→ WHAT YOU WILL DO: Transcribe the listing that follows in full, omitting pictures.

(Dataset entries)
---

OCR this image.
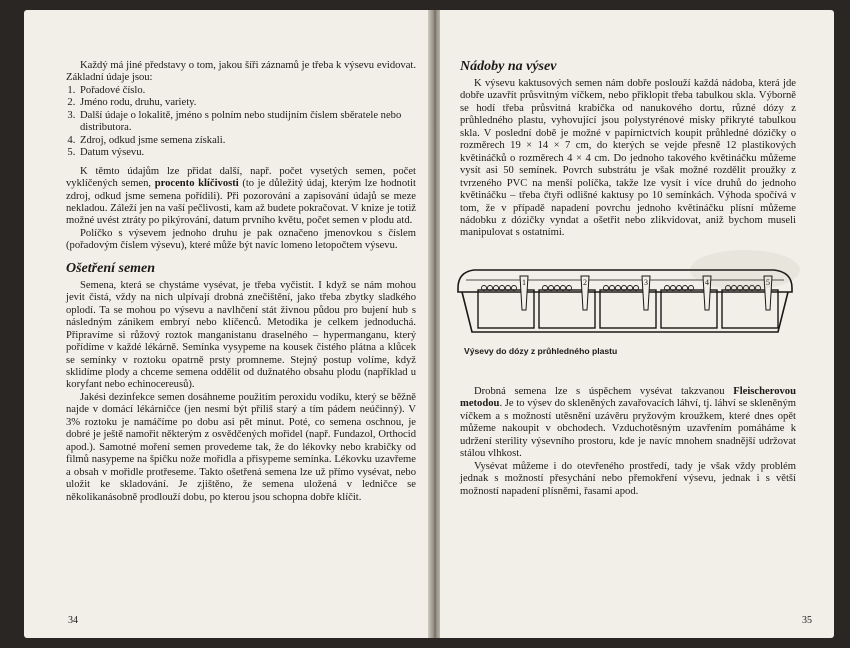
Každý má jiné představy o tom, jakou šíři záznamů je třeba k výsevu evidovat. Základní údaje jsou:

1. Pořadové číslo.
2. Jméno rodu, druhu, variety.
3. Další údaje o lokalitě, jméno s polním nebo studijním číslem sběratele nebo distributora.
4. Zdroj, odkud jsme semena získali.
5. Datum výsevu.

K těmto údajům lze přidat další, např. počet vysetých semen, počet vyklíčených semen, procento klíčivosti (to je důležitý údaj, kterým lze hodnotit zdroj, odkud jsme semena pořídili). Při pozorování a zapisování údajů se meze nekladou. Záleží jen na vaší pečlivosti, kam až budete pokračovat. V knize je totiž možné uvést ztráty po pikýrování, datum prvního květu, počet semen v plodu atd.

Políčko s výsevem jednoho druhu je pak označeno jmenovkou s číslem (pořadovým číslem výsevu), které může být navíc lomeno letopočtem výsevu.

Ošetření semen

Semena, která se chystáme vysévat, je třeba vyčistit. I když se nám mohou jevit čistá, vždy na nich ulpívají drobná znečištění, jako třeba zbytky sladkého oplodí. Ta se mohou po výsevu a navlhčení stát živnou půdou pro bujení hub s následným zánikem embryí nebo klíčenců. Metodika je celkem jednoduchá. Připravíme si růžový roztok manganistanu draselného – hypermanganu, který pořídíme v každé lékárně. Semínka vysypeme na kousek čistého plátna a klůcek se semínky v roztoku opatrně prsty promneme. Stejný postup volíme, když sklidíme plody a chceme semena oddělit od dužnatého obsahu plodu (například u koryfant nebo echinocereusů).

Jakési dezinfekce semen dosáhneme použitím peroxidu vodíku, který se běžně najde v domácí lékárničce (jen nesmí být příliš starý a tím pádem neúčinný). V 3% roztoku je namáčíme po dobu asi pět minut. Poté, co semena oschnou, je dobré je ještě namořit některým z osvědčených mořidel (např. Fundazol, Orthocid apod.). Samotné moření semen provedeme tak, že do lékovky nebo krabičky od filmů nasypeme na špičku nože mořidla a přisypeme semínka. Lékovku uzavřeme a obsah v mořidle protřeseme. Takto ošetřená semena lze už přímo vysévat, nebo uložit ke skladování. Je zjištěno, že semena uložená v ledničce se několikanásobně prodlouží dobu, po kterou jsou schopna dobře klíčit.

34
Nádoby na výsev

K výsevu kaktusových semen nám dobře poslouží každá nádoba, která jde dobře uzavřít průsvitným víčkem, nebo přiklopit třeba tabulkou skla. Výborně se hodí třeba průsvitná krabička od nanukového dortu, různé dózy z průhledného plastu, vyhovující jsou polystyrénové misky přikryté tabulkou skla. V poslední době je možné v papírnictvích koupit průhledné dózičky o rozměrech 19 × 14 × 7 cm, do kterých se vejde přesně 12 plastikových květináčků o rozměrech 4 × 4 cm. Do jednoho takového květináčku můžeme vysít asi 50 semínek. Povrch substrátu je však možné rozdělit proužky z tvrzeného PVC na menší políčka, takže lze vysít i více druhů do jednoho květináčku – třeba čtyři odlišné kaktusy po 10 semínkách. Výhoda spočívá v tom, že v případě napadení povrchu jednoho květináčku plísní můžeme nádobku z dózičky vyndat a ošetřit nebo zlikvidovat, aniž bychom museli manipulovat s ostatními.

1	2	3	4	5
Výsevy do dózy z průhledného plastu

Drobná semena lze s úspěchem vysévat takzvanou Fleischerovou metodou. Je to výsev do skleněných zavařovacích láhví, tj. láhví se skleněným víčkem a s možností utěsnění uzávěru pryžovým kroužkem, které dnes opět můžeme nakoupit v obchodech. Vzduchotěsným uzavřením pomáháme k udržení sterility výsevního prostoru, kde je navíc mnohem snadnější udržovat stálou vlhkost.

Vysévat můžeme i do otevřeného prostředí, tady je však vždy problém jednak s možností přesychání nebo přemokření výsevu, jednak i s větší možností napadení plísněmi, řasami apod.

35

---

→ THE OUTPUT:
OCR this image.
Každý má jiné představy o tom, jakou šíři záznamů je třeba k výsevu evidovat. Základní údaje jsou:

1. Pořadové číslo.
2. Jméno rodu, druhu, variety.
3. Další údaje o lokalitě, jméno s polním nebo studijním číslem sběratele nebo distributora.
4. Zdroj, odkud jsme semena získali.
5. Datum výsevu.

K těmto údajům lze přidat další, např. počet vysetých semen, počet vyklíčených semen, procento klíčivosti (to je důležitý údaj, kterým lze hodnotit zdroj, odkud jsme semena pořídili). Při pozorování a zapisování údajů se meze nekladou. Záleží jen na vaší pečlivosti, kam až budete pokračovat. V knize je totiž možné uvést ztráty po pikýrování, datum prvního květu, počet semen v plodu atd.

Políčko s výsevem jednoho druhu je pak označeno jmenovkou s číslem (pořadovým číslem výsevu), které může být navíc lomeno letopočtem výsevu.

Ošetření semen

Semena, která se chystáme vysévat, je třeba vyčistit. I když se nám mohou jevit čistá, vždy na nich ulpívají drobná znečištění, jako třeba zbytky sladkého oplodí. Ta se mohou po výsevu a navlhčení stát živnou půdou pro bujení hub s následným zánikem embryí nebo klíčenců. Metodika je celkem jednoduchá. Připravíme si růžový roztok manganistanu draselného – hypermanganu, který pořídíme v každé lékárně. Semínka vysypeme na kousek čistého plátna a klůcek se semínky v roztoku opatrně prsty promneme. Stejný postup volíme, když sklidíme plody a chceme semena oddělit od dužnatého obsahu plodu (například u koryfant nebo echinocereusů).

Jakési dezinfekce semen dosáhneme použitím peroxidu vodíku, který se běžně najde v domácí lékárničce (jen nesmí být příliš starý a tím pádem neúčinný). V 3% roztoku je namáčíme po dobu asi pět minut. Poté, co semena oschnou, je dobré je ještě namořit některým z osvědčených mořidel (např. Fundazol, Orthocid apod.). Samotné moření semen provedeme tak, že do lékovky nebo krabičky od filmů nasypeme na špičku nože mořidla a přisypeme semínka. Lékovku uzavřeme a obsah v mořidle protřeseme. Takto ošetřená semena lze už přímo vysévat, nebo uložit ke skladování. Je zjištěno, že semena uložená v ledničce se několikanásobně prodlouží dobu, po kterou jsou schopna dobře klíčit.

34
Nádoby na výsev

K výsevu kaktusových semen nám dobře poslouží každá nádoba, která jde dobře uzavřít průsvitným víčkem, nebo přiklopit třeba tabulkou skla. Výborně se hodí třeba průsvitná krabička od nanukového dortu, různé dózy z průhledného plastu, vyhovující jsou polystyrénové misky přikryté tabulkou skla. V poslední době je možné v papírnictvích koupit průhledné dózičky o rozměrech 19 × 14 × 7 cm, do kterých se vejde přesně 12 plastikových květináčků o rozměrech 4 × 4 cm. Do jednoho takového květináčku můžeme vysít asi 50 semínek. Povrch substrátu je však možné rozdělit proužky z tvrzeného PVC na menší políčka, takže lze vysít i více druhů do jednoho květináčku – třeba čtyři odlišné kaktusy po 10 semínkách. Výhoda spočívá v tom, že v případě napadení povrchu jednoho květináčku plísní můžeme nádobku z dózičky vyndat a ošetřit nebo zlikvidovat, aniž bychom museli manipulovat s ostatními.

1	2	3	4	5
Výsevy do dózy z průhledného plastu

Drobná semena lze s úspěchem vysévat takzvanou Fleischerovou metodou. Je to výsev do skleněných zavařovacích láhví, tj. láhví se skleněným víčkem a s možností utěsnění uzávěru pryžovým kroužkem, které dnes opět můžeme nakoupit v obchodech. Vzduchotěsným uzavřením pomáháme k udržení sterility výsevního prostoru, kde je navíc mnohem snadnější udržovat stálou vlhkost.

Vysévat můžeme i do otevřeného prostředí, tady je však vždy problém jednak s možností přesychání nebo přemokření výsevu, jednak i s větší možností napadení plísněmi, řasami apod.

35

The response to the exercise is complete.